§ EXERCISE OBJECTIVE
Exclude the pictures, then copy all remaining records exactly.

Records about charts and figures:
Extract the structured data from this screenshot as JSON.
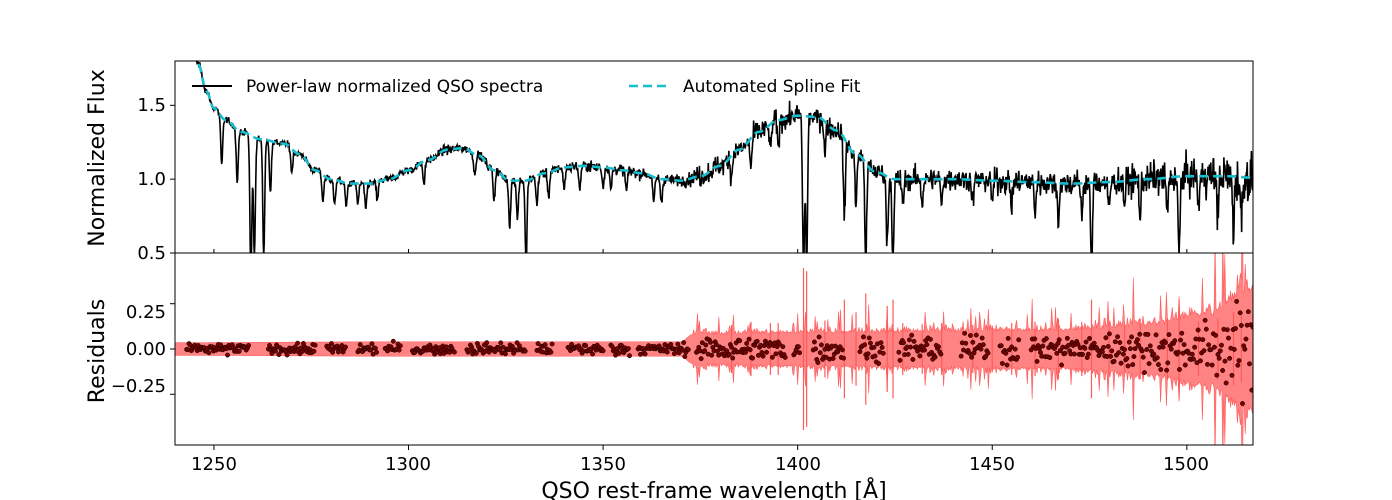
{
  "chart_data": [
    {
      "type": "line",
      "panel": "top",
      "ylabel": "Normalized Flux",
      "xlim": [
        1240,
        1517
      ],
      "ylim": [
        0.5,
        1.8
      ],
      "yticks": [
        0.5,
        1.0,
        1.5
      ],
      "ytick_labels": [
        "0.5",
        "1.0",
        "1.5"
      ],
      "legend": {
        "placement": "top-left",
        "ncol": 2
      },
      "series": [
        {
          "name": "Power-law normalized QSO spectra",
          "color": "#000000",
          "style": "solid",
          "continuum_knots": {
            "x": [
              1243,
              1246,
              1248,
              1250,
              1253,
              1257,
              1262,
              1268,
              1272,
              1276,
              1280,
              1285,
              1290,
              1295,
              1300,
              1305,
              1310,
              1314,
              1318,
              1322,
              1326,
              1330,
              1335,
              1340,
              1345,
              1350,
              1355,
              1360,
              1365,
              1370,
              1375,
              1380,
              1385,
              1390,
              1395,
              1400,
              1405,
              1410,
              1415,
              1420,
              1425,
              1430,
              1440,
              1450,
              1460,
              1470,
              1480,
              1490,
              1500,
              1510,
              1517
            ],
            "y": [
              2.1,
              1.78,
              1.6,
              1.48,
              1.4,
              1.32,
              1.27,
              1.24,
              1.17,
              1.06,
              1.0,
              0.97,
              0.97,
              1.0,
              1.06,
              1.13,
              1.2,
              1.21,
              1.16,
              1.06,
              0.99,
              0.99,
              1.04,
              1.08,
              1.09,
              1.08,
              1.06,
              1.04,
              1.0,
              0.99,
              1.02,
              1.09,
              1.2,
              1.32,
              1.4,
              1.43,
              1.42,
              1.33,
              1.17,
              1.05,
              1.0,
              1.0,
              1.0,
              0.99,
              0.98,
              0.97,
              0.98,
              1.0,
              1.02,
              1.02,
              1.01
            ]
          },
          "absorption_lines": [
            {
              "x": 1252,
              "depth": 0.33
            },
            {
              "x": 1256,
              "depth": 0.35
            },
            {
              "x": 1259.5,
              "depth": 0.95
            },
            {
              "x": 1260.4,
              "depth": 0.8
            },
            {
              "x": 1262.8,
              "depth": 0.78
            },
            {
              "x": 1264.5,
              "depth": 0.35
            },
            {
              "x": 1270,
              "depth": 0.16
            },
            {
              "x": 1278,
              "depth": 0.18
            },
            {
              "x": 1281,
              "depth": 0.18
            },
            {
              "x": 1284,
              "depth": 0.16
            },
            {
              "x": 1287,
              "depth": 0.14
            },
            {
              "x": 1289,
              "depth": 0.18
            },
            {
              "x": 1292,
              "depth": 0.12
            },
            {
              "x": 1304,
              "depth": 0.16
            },
            {
              "x": 1317,
              "depth": 0.14
            },
            {
              "x": 1322,
              "depth": 0.2
            },
            {
              "x": 1326,
              "depth": 0.3
            },
            {
              "x": 1328,
              "depth": 0.25
            },
            {
              "x": 1330.2,
              "depth": 0.55
            },
            {
              "x": 1333,
              "depth": 0.2
            },
            {
              "x": 1336,
              "depth": 0.16
            },
            {
              "x": 1340,
              "depth": 0.15
            },
            {
              "x": 1344,
              "depth": 0.16
            },
            {
              "x": 1350,
              "depth": 0.13
            },
            {
              "x": 1352,
              "depth": 0.15
            },
            {
              "x": 1356,
              "depth": 0.14
            },
            {
              "x": 1363,
              "depth": 0.18
            },
            {
              "x": 1365,
              "depth": 0.16
            },
            {
              "x": 1383,
              "depth": 0.15
            },
            {
              "x": 1388,
              "depth": 0.2
            },
            {
              "x": 1393,
              "depth": 0.18
            },
            {
              "x": 1395,
              "depth": 0.18
            },
            {
              "x": 1401.5,
              "depth": 1.05
            },
            {
              "x": 1402.3,
              "depth": 1.0
            },
            {
              "x": 1407,
              "depth": 0.22
            },
            {
              "x": 1412,
              "depth": 0.55
            },
            {
              "x": 1415,
              "depth": 0.35
            },
            {
              "x": 1417.5,
              "depth": 0.65
            },
            {
              "x": 1423,
              "depth": 0.45
            },
            {
              "x": 1424.5,
              "depth": 0.55
            },
            {
              "x": 1427,
              "depth": 0.18
            },
            {
              "x": 1432,
              "depth": 0.16
            },
            {
              "x": 1437,
              "depth": 0.18
            },
            {
              "x": 1445,
              "depth": 0.15
            },
            {
              "x": 1450,
              "depth": 0.14
            },
            {
              "x": 1455,
              "depth": 0.18
            },
            {
              "x": 1461,
              "depth": 0.2
            },
            {
              "x": 1467,
              "depth": 0.25
            },
            {
              "x": 1473,
              "depth": 0.2
            },
            {
              "x": 1475.5,
              "depth": 0.55
            },
            {
              "x": 1480,
              "depth": 0.2
            },
            {
              "x": 1484,
              "depth": 0.15
            },
            {
              "x": 1488,
              "depth": 0.25
            },
            {
              "x": 1495,
              "depth": 0.25
            },
            {
              "x": 1498,
              "depth": 0.55
            },
            {
              "x": 1503,
              "depth": 0.2
            },
            {
              "x": 1508,
              "depth": 0.25
            },
            {
              "x": 1512,
              "depth": 0.35
            },
            {
              "x": 1514,
              "depth": 0.3
            }
          ],
          "noise_sigma_knots": {
            "x": [
              1240,
              1370,
              1375,
              1420,
              1470,
              1500,
              1517
            ],
            "y": [
              0.015,
              0.025,
              0.05,
              0.05,
              0.06,
              0.08,
              0.12
            ]
          }
        },
        {
          "name": "Automated Spline Fit",
          "color": "#17becf",
          "style": "dashed"
        }
      ]
    },
    {
      "type": "scatter",
      "panel": "bottom",
      "xlabel": "QSO rest-frame wavelength [Å]",
      "ylabel": "Residuals",
      "xlim": [
        1240,
        1517
      ],
      "ylim": [
        -0.53,
        0.53
      ],
      "xticks": [
        1250,
        1300,
        1350,
        1400,
        1450,
        1500
      ],
      "xtick_labels": [
        "1250",
        "1300",
        "1350",
        "1400",
        "1450",
        "1500"
      ],
      "yticks": [
        -0.25,
        0.0,
        0.25
      ],
      "ytick_labels": [
        "−0.25",
        "0.00",
        "0.25"
      ],
      "series": [
        {
          "type": "area",
          "color": "#ff5a5a",
          "sigma_band_knots": {
            "x": [
              1240,
              1300,
              1370,
              1373,
              1420,
              1470,
              1490,
              1505,
              1517
            ],
            "y": [
              0.035,
              0.04,
              0.04,
              0.08,
              0.09,
              0.1,
              0.13,
              0.18,
              0.32
            ]
          }
        },
        {
          "type": "scatter",
          "color": "#7a0000",
          "point_segments": [
            [
              1243,
              1259
            ],
            [
              1264,
              1276
            ],
            [
              1279,
              1284
            ],
            [
              1287,
              1292
            ],
            [
              1294,
              1298
            ],
            [
              1301,
              1312
            ],
            [
              1315,
              1330
            ],
            [
              1333,
              1337
            ],
            [
              1341,
              1350
            ],
            [
              1352,
              1357
            ],
            [
              1359,
              1372
            ],
            [
              1374,
              1397
            ],
            [
              1399,
              1400.5
            ],
            [
              1404,
              1412
            ],
            [
              1416,
              1422
            ],
            [
              1426,
              1437
            ],
            [
              1442,
              1449
            ],
            [
              1452,
              1457
            ],
            [
              1460,
              1517
            ]
          ]
        }
      ]
    }
  ]
}
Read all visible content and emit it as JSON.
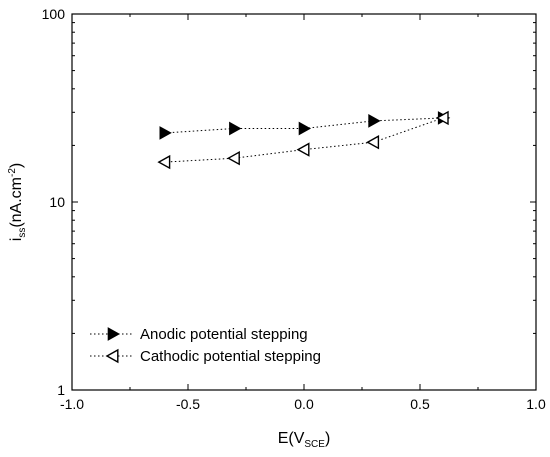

§ FINAL ANSWER
Extract the structured data from this screenshot as JSON.
{
  "chart_data": [
    {
      "type": "line",
      "panel": "top",
      "ylabel": "Normalized Flux",
      "xlim": [
        1240,
        1517
      ],
      "ylim": [
        0.5,
        1.8
      ],
      "yticks": [
        0.5,
        1.0,
        1.5
      ],
      "ytick_labels": [
        "0.5",
        "1.0",
        "1.5"
      ],
      "legend": {
        "placement": "top-left",
        "ncol": 2
      },
      "series": [
        {
          "name": "Power-law normalized QSO spectra",
          "color": "#000000",
          "style": "solid",
          "continuum_knots": {
            "x": [
              1243,
              1246,
              1248,
              1250,
              1253,
              1257,
              1262,
              1268,
              1272,
              1276,
              1280,
              1285,
              1290,
              1295,
              1300,
              1305,
              1310,
              1314,
              1318,
              1322,
              1326,
              1330,
              1335,
              1340,
              1345,
              1350,
              1355,
              1360,
              1365,
              1370,
              1375,
              1380,
              1385,
              1390,
              1395,
              1400,
              1405,
              1410,
              1415,
              1420,
              1425,
              1430,
              1440,
              1450,
              1460,
              1470,
              1480,
              1490,
              1500,
              1510,
              1517
            ],
            "y": [
              2.1,
              1.78,
              1.6,
              1.48,
              1.4,
              1.32,
              1.27,
              1.24,
              1.17,
              1.06,
              1.0,
              0.97,
              0.97,
              1.0,
              1.06,
              1.13,
              1.2,
              1.21,
              1.16,
              1.06,
              0.99,
              0.99,
              1.04,
              1.08,
              1.09,
              1.08,
              1.06,
              1.04,
              1.0,
              0.99,
              1.02,
              1.09,
              1.2,
              1.32,
              1.4,
              1.43,
              1.42,
              1.33,
              1.17,
              1.05,
              1.0,
              1.0,
              1.0,
              0.99,
              0.98,
              0.97,
              0.98,
              1.0,
              1.02,
              1.02,
              1.01
            ]
          },
          "absorption_lines": [
            {
              "x": 1252,
              "depth": 0.33
            },
            {
              "x": 1256,
              "depth": 0.35
            },
            {
              "x": 1259.5,
              "depth": 0.95
            },
            {
              "x": 1260.4,
              "depth": 0.8
            },
            {
              "x": 1262.8,
              "depth": 0.78
            },
            {
              "x": 1264.5,
              "depth": 0.35
            },
            {
              "x": 1270,
              "depth": 0.16
            },
            {
              "x": 1278,
              "depth": 0.18
            },
            {
              "x": 1281,
              "depth": 0.18
            },
            {
              "x": 1284,
              "depth": 0.16
            },
            {
              "x": 1287,
              "depth": 0.14
            },
            {
              "x": 1289,
              "depth": 0.18
            },
            {
              "x": 1292,
              "depth": 0.12
            },
            {
              "x": 1304,
              "depth": 0.16
            },
            {
              "x": 1317,
              "depth": 0.14
            },
            {
              "x": 1322,
              "depth": 0.2
            },
            {
              "x": 1326,
              "depth": 0.3
            },
            {
              "x": 1328,
              "depth": 0.25
            },
            {
              "x": 1330.2,
              "depth": 0.55
            },
            {
              "x": 1333,
              "depth": 0.2
            },
            {
              "x": 1336,
              "depth": 0.16
            },
            {
              "x": 1340,
              "depth": 0.15
            },
            {
              "x": 1344,
              "depth": 0.16
            },
            {
              "x": 1350,
              "depth": 0.13
            },
            {
              "x": 1352,
              "depth": 0.15
            },
            {
              "x": 1356,
              "depth": 0.14
            },
            {
              "x": 1363,
              "depth": 0.18
            },
            {
              "x": 1365,
              "depth": 0.16
            },
            {
              "x": 1383,
              "depth": 0.15
            },
            {
              "x": 1388,
              "depth": 0.2
            },
            {
              "x": 1393,
              "depth": 0.18
            },
            {
              "x": 1395,
              "depth": 0.18
            },
            {
              "x": 1401.5,
              "depth": 1.05
            },
            {
              "x": 1402.3,
              "depth": 1.0
            },
            {
              "x": 1407,
              "depth": 0.22
            },
            {
              "x": 1412,
              "depth": 0.55
            },
            {
              "x": 1415,
              "depth": 0.35
            },
            {
              "x": 1417.5,
              "depth": 0.65
            },
            {
              "x": 1423,
              "depth": 0.45
            },
            {
              "x": 1424.5,
              "depth": 0.55
            },
            {
              "x": 1427,
              "depth": 0.18
            },
            {
              "x": 1432,
              "depth": 0.16
            },
            {
              "x": 1437,
              "depth": 0.18
            },
            {
              "x": 1445,
              "depth": 0.15
            },
            {
              "x": 1450,
              "depth": 0.14
            },
            {
              "x": 1455,
              "depth": 0.18
            },
            {
              "x": 1461,
              "depth": 0.2
            },
            {
              "x": 1467,
              "depth": 0.25
            },
            {
              "x": 1473,
              "depth": 0.2
            },
            {
              "x": 1475.5,
              "depth": 0.55
            },
            {
              "x": 1480,
              "depth": 0.2
            },
            {
              "x": 1484,
              "depth": 0.15
            },
            {
              "x": 1488,
              "depth": 0.25
            },
            {
              "x": 1495,
              "depth": 0.25
            },
            {
              "x": 1498,
              "depth": 0.55
            },
            {
              "x": 1503,
              "depth": 0.2
            },
            {
              "x": 1508,
              "depth": 0.25
            },
            {
              "x": 1512,
              "depth": 0.35
            },
            {
              "x": 1514,
              "depth": 0.3
            }
          ],
          "noise_sigma_knots": {
            "x": [
              1240,
              1370,
              1375,
              1420,
              1470,
              1500,
              1517
            ],
            "y": [
              0.015,
              0.025,
              0.05,
              0.05,
              0.06,
              0.08,
              0.12
            ]
          }
        },
        {
          "name": "Automated Spline Fit",
          "color": "#17becf",
          "style": "dashed"
        }
      ]
    },
    {
      "type": "scatter",
      "panel": "bottom",
      "xlabel": "QSO rest-frame wavelength [Å]",
      "ylabel": "Residuals",
      "xlim": [
        1240,
        1517
      ],
      "ylim": [
        -0.53,
        0.53
      ],
      "xticks": [
        1250,
        1300,
        1350,
        1400,
        1450,
        1500
      ],
      "xtick_labels": [
        "1250",
        "1300",
        "1350",
        "1400",
        "1450",
        "1500"
      ],
      "yticks": [
        -0.25,
        0.0,
        0.25
      ],
      "ytick_labels": [
        "−0.25",
        "0.00",
        "0.25"
      ],
      "series": [
        {
          "type": "area",
          "color": "#ff5a5a",
          "sigma_band_knots": {
            "x": [
              1240,
              1300,
              1370,
              1373,
              1420,
              1470,
              1490,
              1505,
              1517
            ],
            "y": [
              0.035,
              0.04,
              0.04,
              0.08,
              0.09,
              0.1,
              0.13,
              0.18,
              0.32
            ]
          }
        },
        {
          "type": "scatter",
          "color": "#7a0000",
          "point_segments": [
            [
              1243,
              1259
            ],
            [
              1264,
              1276
            ],
            [
              1279,
              1284
            ],
            [
              1287,
              1292
            ],
            [
              1294,
              1298
            ],
            [
              1301,
              1312
            ],
            [
              1315,
              1330
            ],
            [
              1333,
              1337
            ],
            [
              1341,
              1350
            ],
            [
              1352,
              1357
            ],
            [
              1359,
              1372
            ],
            [
              1374,
              1397
            ],
            [
              1399,
              1400.5
            ],
            [
              1404,
              1412
            ],
            [
              1416,
              1422
            ],
            [
              1426,
              1437
            ],
            [
              1442,
              1449
            ],
            [
              1452,
              1457
            ],
            [
              1460,
              1517
            ]
          ]
        }
      ]
    }
  ]
}
Read all visible content and emit it as JSON.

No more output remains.